Print the lines of the items below verbatim, starting with the line that contains "master-layout-icon[interactable]: [136, 120, 152, 136]" and going on through the line that contains "title-checkbox[interactable]: ☑ Tytuł: [200, 122, 220, 129]", both included.

* **Available data**
-.-.-
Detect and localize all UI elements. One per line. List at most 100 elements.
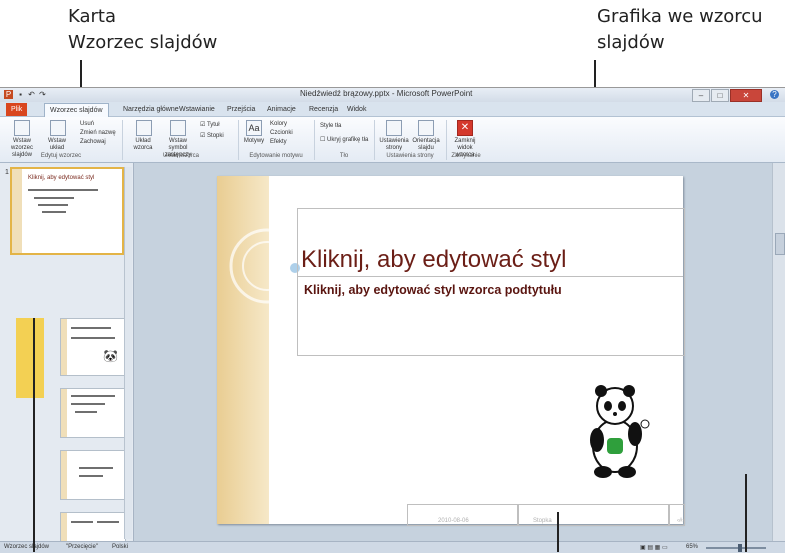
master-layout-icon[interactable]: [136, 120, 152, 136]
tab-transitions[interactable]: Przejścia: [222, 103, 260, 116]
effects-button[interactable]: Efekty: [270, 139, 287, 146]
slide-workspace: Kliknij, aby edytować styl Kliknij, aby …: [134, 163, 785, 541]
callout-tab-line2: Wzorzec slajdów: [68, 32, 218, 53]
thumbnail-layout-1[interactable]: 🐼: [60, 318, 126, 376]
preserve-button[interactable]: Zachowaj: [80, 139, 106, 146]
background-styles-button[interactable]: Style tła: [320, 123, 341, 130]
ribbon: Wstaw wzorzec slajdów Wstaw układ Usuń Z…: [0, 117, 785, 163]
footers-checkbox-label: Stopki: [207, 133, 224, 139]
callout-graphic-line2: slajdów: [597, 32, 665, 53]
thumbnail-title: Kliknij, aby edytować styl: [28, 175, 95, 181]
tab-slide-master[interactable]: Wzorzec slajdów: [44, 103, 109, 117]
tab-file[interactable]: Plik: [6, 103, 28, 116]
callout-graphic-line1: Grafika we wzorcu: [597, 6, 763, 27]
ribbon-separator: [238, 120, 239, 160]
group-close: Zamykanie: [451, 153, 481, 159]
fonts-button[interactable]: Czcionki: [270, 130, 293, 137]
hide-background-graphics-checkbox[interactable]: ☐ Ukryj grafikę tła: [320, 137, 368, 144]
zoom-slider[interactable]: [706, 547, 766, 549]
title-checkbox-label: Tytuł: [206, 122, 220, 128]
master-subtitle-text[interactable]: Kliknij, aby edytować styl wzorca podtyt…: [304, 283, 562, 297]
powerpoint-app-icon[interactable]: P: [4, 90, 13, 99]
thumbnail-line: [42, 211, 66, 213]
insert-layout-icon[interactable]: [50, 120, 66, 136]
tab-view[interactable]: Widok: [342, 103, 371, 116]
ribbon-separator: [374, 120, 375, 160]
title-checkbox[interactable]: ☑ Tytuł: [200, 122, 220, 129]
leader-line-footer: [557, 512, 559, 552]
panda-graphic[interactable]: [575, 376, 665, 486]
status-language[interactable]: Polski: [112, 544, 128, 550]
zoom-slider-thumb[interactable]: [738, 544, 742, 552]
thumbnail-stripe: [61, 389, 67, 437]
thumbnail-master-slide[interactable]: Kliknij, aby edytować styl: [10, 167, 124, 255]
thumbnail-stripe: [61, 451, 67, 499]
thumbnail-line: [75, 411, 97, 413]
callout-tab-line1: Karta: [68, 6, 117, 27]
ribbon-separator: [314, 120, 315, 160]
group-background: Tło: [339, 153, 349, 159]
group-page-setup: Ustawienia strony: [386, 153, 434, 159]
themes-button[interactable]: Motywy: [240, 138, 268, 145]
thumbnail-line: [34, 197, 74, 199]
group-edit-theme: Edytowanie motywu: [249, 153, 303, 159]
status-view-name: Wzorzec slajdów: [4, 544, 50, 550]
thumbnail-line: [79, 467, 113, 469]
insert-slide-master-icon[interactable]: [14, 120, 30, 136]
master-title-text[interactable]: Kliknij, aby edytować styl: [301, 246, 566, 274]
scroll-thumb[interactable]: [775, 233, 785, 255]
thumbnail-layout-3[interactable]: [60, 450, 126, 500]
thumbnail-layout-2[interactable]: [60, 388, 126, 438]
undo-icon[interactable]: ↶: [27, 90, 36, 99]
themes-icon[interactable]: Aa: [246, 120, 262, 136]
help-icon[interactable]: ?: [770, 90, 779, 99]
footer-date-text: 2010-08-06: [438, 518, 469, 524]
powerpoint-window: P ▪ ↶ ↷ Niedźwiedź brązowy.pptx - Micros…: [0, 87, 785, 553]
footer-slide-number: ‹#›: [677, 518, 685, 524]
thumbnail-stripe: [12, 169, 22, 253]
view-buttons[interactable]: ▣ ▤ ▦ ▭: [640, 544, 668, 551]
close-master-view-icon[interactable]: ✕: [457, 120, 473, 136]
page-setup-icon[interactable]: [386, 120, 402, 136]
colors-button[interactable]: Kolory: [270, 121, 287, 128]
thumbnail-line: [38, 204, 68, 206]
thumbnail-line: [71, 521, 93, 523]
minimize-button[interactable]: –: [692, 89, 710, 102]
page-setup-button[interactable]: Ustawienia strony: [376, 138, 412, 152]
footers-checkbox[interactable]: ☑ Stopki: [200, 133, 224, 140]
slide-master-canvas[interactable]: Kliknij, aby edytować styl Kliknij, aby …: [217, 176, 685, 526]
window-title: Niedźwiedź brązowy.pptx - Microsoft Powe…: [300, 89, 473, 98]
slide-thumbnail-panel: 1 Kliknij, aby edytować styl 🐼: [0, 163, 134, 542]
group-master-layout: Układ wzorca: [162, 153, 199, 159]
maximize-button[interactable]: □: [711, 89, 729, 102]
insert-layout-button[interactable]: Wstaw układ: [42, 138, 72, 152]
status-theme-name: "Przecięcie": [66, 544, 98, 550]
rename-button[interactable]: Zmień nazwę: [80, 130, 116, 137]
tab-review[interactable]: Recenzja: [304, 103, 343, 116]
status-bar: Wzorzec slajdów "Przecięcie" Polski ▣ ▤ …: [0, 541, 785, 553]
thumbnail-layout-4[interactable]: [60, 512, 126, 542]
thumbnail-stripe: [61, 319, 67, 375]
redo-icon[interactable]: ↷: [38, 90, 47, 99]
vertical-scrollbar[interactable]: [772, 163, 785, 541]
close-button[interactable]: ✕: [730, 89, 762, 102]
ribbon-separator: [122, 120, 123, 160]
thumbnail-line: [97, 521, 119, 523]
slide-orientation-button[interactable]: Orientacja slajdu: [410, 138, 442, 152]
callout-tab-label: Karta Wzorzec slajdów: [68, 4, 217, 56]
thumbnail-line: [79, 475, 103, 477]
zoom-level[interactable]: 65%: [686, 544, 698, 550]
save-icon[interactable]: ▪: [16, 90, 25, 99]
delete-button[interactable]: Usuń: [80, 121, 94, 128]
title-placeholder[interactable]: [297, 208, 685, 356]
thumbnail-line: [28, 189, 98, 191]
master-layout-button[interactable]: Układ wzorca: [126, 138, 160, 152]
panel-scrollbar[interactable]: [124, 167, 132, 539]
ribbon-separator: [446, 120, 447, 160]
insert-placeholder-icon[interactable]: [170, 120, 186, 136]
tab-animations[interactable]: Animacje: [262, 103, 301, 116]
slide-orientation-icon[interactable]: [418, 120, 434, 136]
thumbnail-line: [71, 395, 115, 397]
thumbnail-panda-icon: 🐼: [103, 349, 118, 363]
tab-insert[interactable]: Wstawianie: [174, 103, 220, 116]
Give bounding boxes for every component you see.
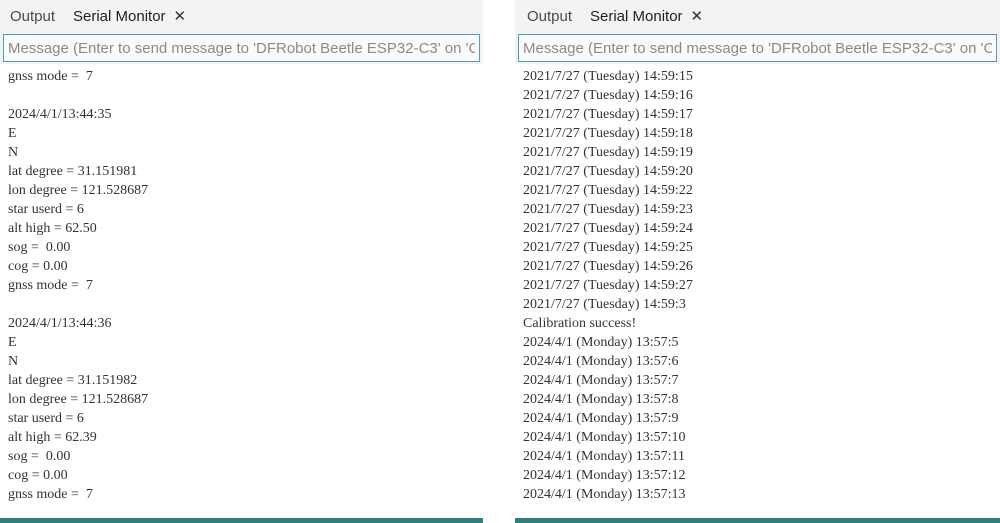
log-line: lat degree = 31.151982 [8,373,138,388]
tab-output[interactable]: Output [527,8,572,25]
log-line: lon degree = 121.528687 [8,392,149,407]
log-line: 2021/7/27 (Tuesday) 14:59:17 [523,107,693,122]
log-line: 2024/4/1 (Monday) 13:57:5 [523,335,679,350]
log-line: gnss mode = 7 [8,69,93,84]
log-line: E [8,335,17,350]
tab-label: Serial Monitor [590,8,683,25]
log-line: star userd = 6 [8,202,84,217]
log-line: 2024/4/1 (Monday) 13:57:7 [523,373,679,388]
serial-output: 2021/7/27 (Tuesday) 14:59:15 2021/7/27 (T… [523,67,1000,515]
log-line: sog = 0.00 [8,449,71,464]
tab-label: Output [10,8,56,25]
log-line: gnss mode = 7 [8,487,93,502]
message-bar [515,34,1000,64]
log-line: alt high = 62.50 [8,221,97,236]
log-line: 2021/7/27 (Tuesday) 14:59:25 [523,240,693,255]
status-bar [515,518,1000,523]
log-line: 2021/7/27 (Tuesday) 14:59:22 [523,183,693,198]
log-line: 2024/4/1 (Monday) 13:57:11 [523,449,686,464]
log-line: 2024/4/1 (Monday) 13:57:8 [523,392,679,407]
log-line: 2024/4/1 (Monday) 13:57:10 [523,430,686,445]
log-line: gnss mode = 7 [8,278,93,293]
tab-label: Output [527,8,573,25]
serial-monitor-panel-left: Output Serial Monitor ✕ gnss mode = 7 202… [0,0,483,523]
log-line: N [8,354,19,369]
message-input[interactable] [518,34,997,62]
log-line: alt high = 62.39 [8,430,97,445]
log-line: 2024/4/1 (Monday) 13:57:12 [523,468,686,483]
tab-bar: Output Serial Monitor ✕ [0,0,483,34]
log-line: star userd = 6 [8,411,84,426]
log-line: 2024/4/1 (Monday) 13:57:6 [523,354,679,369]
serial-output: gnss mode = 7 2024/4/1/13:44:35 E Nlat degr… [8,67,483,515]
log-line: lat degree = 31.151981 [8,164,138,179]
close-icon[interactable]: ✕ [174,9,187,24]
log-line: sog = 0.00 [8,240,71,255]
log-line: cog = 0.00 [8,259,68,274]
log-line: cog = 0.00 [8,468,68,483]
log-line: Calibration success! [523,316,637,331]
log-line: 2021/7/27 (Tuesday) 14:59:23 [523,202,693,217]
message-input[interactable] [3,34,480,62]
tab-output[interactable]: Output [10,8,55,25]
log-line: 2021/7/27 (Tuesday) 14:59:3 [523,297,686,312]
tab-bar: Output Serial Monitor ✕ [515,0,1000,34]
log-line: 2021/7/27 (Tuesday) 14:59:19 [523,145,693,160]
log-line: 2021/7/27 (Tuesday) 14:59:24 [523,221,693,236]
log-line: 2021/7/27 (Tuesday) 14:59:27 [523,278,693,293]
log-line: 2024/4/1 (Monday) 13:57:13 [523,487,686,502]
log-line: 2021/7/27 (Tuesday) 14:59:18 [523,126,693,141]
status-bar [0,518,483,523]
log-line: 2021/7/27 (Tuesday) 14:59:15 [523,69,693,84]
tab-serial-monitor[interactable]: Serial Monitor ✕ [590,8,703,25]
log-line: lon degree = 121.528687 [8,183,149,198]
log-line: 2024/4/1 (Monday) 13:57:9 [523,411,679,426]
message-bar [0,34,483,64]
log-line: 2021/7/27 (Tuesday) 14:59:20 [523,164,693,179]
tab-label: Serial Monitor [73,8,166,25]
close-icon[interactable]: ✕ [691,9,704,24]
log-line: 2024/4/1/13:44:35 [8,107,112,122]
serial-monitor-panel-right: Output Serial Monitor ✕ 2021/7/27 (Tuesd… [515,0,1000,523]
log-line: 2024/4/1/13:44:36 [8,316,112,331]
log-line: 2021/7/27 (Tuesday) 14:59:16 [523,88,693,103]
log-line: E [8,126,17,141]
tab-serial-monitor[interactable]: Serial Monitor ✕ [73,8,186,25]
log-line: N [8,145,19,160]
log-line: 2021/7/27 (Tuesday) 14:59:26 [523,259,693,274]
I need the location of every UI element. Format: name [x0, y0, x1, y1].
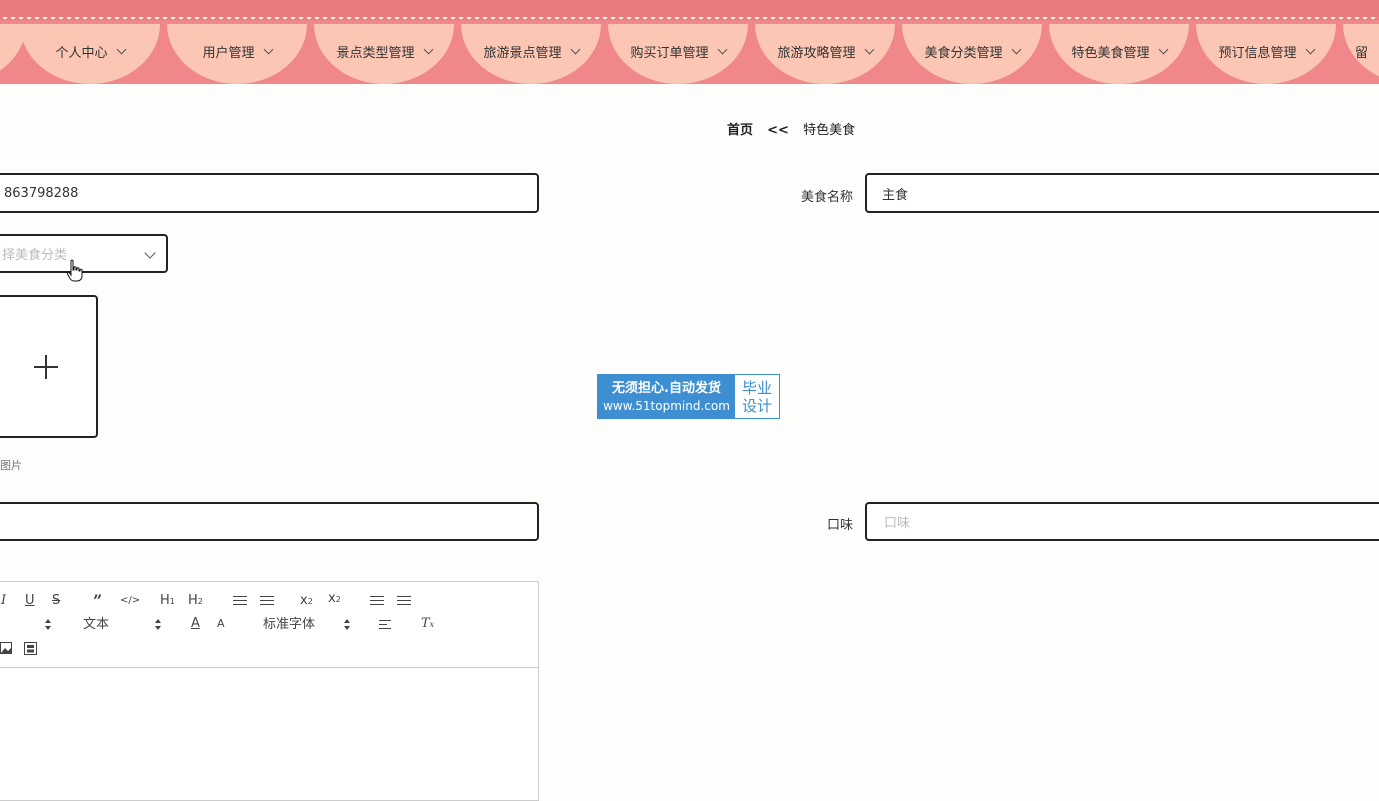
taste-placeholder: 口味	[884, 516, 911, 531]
-.-.-
* **Problem solution**
master-layout-icon[interactable]: [136, 120, 152, 136]
tab-transitions[interactable]: Przejścia: [222, 103, 260, 116]
effects-button[interactable]: Efekty: [270, 139, 287, 146]
slide-workspace: Kliknij, aby edytować styl Kliknij, aby …: [134, 163, 785, 541]
callout-tab-line2: Wzorzec slajdów: [68, 32, 218, 53]
thumbnail-layout-1[interactable]: 🐼: [60, 318, 126, 376]
preserve-button[interactable]: Zachowaj: [80, 139, 106, 146]
background-styles-button[interactable]: Style tła: [320, 123, 341, 130]
ribbon: Wstaw wzorzec slajdów Wstaw układ Usuń Z…: [0, 117, 785, 163]
footers-checkbox-label: Stopki: [207, 133, 224, 139]
callout-graphic-line2: slajdów: [597, 32, 665, 53]
thumbnail-title: Kliknij, aby edytować styl: [28, 175, 95, 181]
tab-slide-master[interactable]: Wzorzec slajdów: [44, 103, 109, 117]
tab-file[interactable]: Plik: [6, 103, 28, 116]
callout-graphic-line1: Grafika we wzorcu: [597, 6, 763, 27]
ribbon-separator: [238, 120, 239, 160]
group-close: Zamykanie: [451, 153, 481, 159]
fonts-button[interactable]: Czcionki: [270, 130, 293, 137]
hide-background-graphics-checkbox[interactable]: ☐ Ukryj grafikę tła: [320, 137, 368, 144]
zoom-slider[interactable]: [706, 547, 766, 549]
title-checkbox-label: Tytuł: [206, 122, 220, 128]
master-subtitle-text[interactable]: Kliknij, aby edytować styl wzorca podtyt…: [304, 283, 562, 297]
powerpoint-app-icon[interactable]: P: [4, 90, 13, 99]
thumbnail-line: [42, 211, 66, 213]
insert-layout-icon[interactable]: [50, 120, 66, 136]
tab-view[interactable]: Widok: [342, 103, 371, 116]
ribbon-separator: [374, 120, 375, 160]
title-checkbox[interactable]: ☑ Tytuł: [200, 122, 220, 129]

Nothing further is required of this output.